EXTRACTED DATA.
** Begin **

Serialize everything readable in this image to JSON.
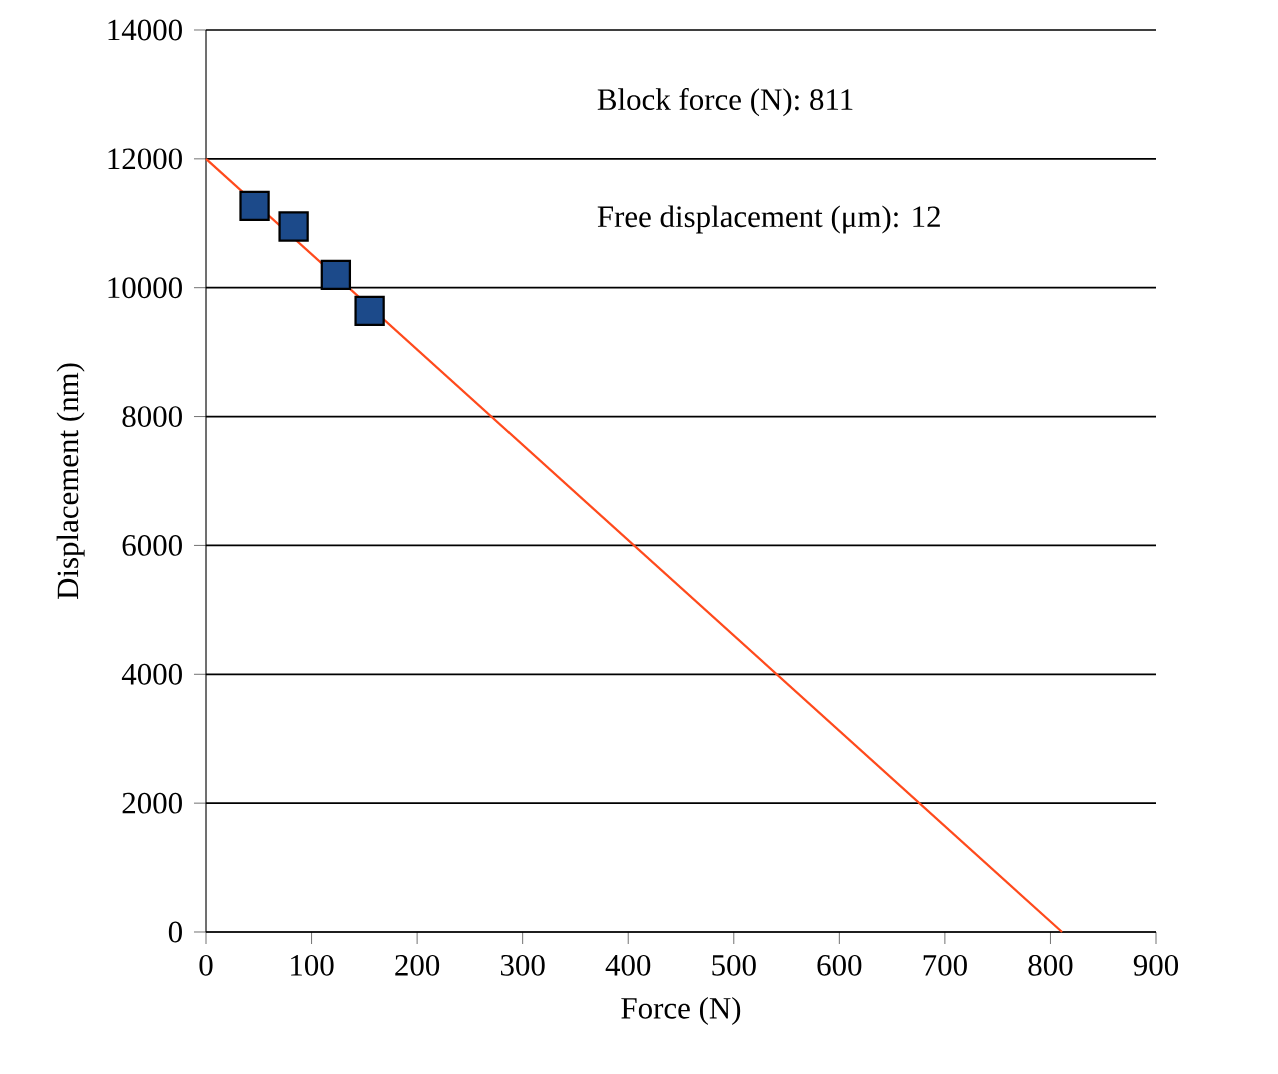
{
  "chart_data": {
    "type": "scatter",
    "xlabel": "Force (N)",
    "ylabel": "Displacement (nm)",
    "xlim": [
      0,
      900
    ],
    "ylim": [
      0,
      14000
    ],
    "xticks": [
      0,
      100,
      200,
      300,
      400,
      500,
      600,
      700,
      800,
      900
    ],
    "yticks": [
      0,
      2000,
      4000,
      6000,
      8000,
      10000,
      12000,
      14000
    ],
    "grid": "y",
    "annotations": [
      "Block force (N): 811",
      "Free displacement (μm): 12"
    ],
    "series": [
      {
        "type": "line",
        "color": "#ff4a1c",
        "x": [
          0,
          811
        ],
        "values": [
          12000,
          0
        ],
        "marker": "none"
      },
      {
        "color": "#1c4a8a",
        "x": [
          46,
          83,
          123,
          155
        ],
        "values": [
          11270,
          10950,
          10200,
          9640
        ],
        "marker": "square"
      }
    ]
  }
}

** End **

WHAT THE EXERCISE ASKS. Quote the preceding records in their entirety, excluding every picture.

EXPECTED ANSWER.
Serialize everything readable in this image to JSON.
{
  "chart_data": {
    "type": "scatter",
    "xlabel": "Force (N)",
    "ylabel": "Displacement (nm)",
    "xlim": [
      0,
      900
    ],
    "ylim": [
      0,
      14000
    ],
    "xticks": [
      0,
      100,
      200,
      300,
      400,
      500,
      600,
      700,
      800,
      900
    ],
    "yticks": [
      0,
      2000,
      4000,
      6000,
      8000,
      10000,
      12000,
      14000
    ],
    "grid": "y",
    "annotations": [
      "Block force (N): 811",
      "Free displacement (μm): 12"
    ],
    "series": [
      {
        "type": "line",
        "color": "#ff4a1c",
        "x": [
          0,
          811
        ],
        "values": [
          12000,
          0
        ],
        "marker": "none"
      },
      {
        "color": "#1c4a8a",
        "x": [
          46,
          83,
          123,
          155
        ],
        "values": [
          11270,
          10950,
          10200,
          9640
        ],
        "marker": "square"
      }
    ]
  }
}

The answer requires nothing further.